═══ Input rows
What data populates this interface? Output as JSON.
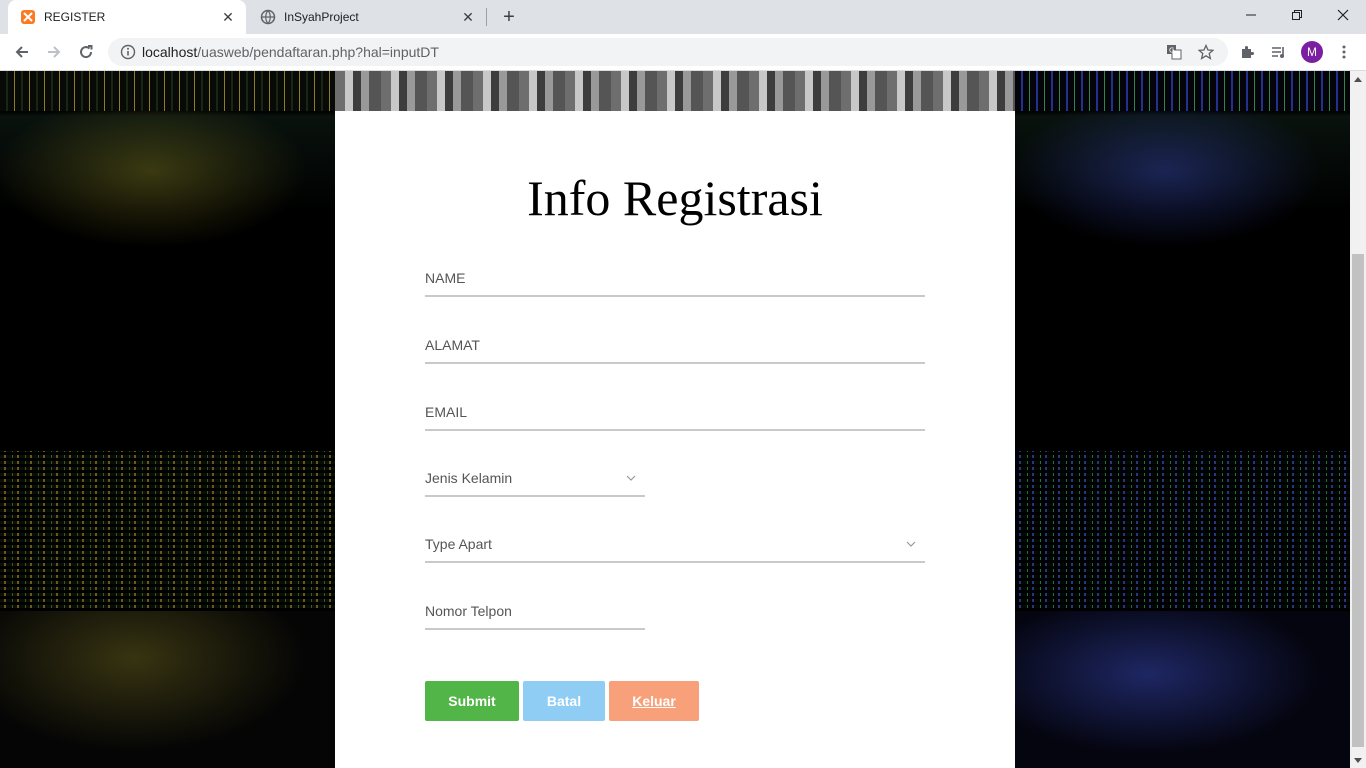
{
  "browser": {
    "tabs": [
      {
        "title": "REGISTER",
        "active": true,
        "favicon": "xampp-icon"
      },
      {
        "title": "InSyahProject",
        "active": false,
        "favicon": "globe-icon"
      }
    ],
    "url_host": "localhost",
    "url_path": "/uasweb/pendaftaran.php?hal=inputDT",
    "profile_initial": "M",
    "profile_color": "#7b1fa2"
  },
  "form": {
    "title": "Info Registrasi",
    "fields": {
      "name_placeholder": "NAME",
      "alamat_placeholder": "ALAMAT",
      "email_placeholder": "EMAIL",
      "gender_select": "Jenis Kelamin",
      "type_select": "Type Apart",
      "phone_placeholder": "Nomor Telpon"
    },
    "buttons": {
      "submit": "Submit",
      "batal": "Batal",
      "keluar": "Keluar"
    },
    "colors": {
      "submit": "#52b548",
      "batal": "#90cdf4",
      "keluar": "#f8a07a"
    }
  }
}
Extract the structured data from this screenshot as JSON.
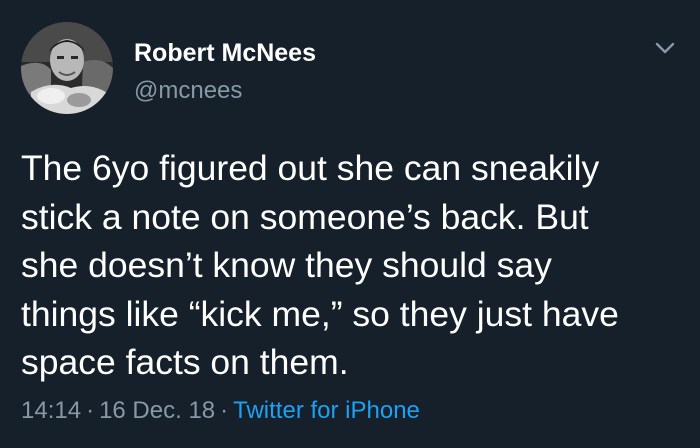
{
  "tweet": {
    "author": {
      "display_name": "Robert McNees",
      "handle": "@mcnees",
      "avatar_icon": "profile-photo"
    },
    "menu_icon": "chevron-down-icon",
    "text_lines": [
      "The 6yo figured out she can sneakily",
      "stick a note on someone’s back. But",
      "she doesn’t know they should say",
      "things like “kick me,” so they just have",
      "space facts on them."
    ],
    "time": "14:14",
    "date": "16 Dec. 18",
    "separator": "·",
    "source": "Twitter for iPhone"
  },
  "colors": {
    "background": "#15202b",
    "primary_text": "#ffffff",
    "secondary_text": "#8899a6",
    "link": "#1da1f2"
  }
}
══════
Written problem> Of the lines in the data, how many contain the word "JSON"? Provide the number and nothing further.

Reply to the exercise> 2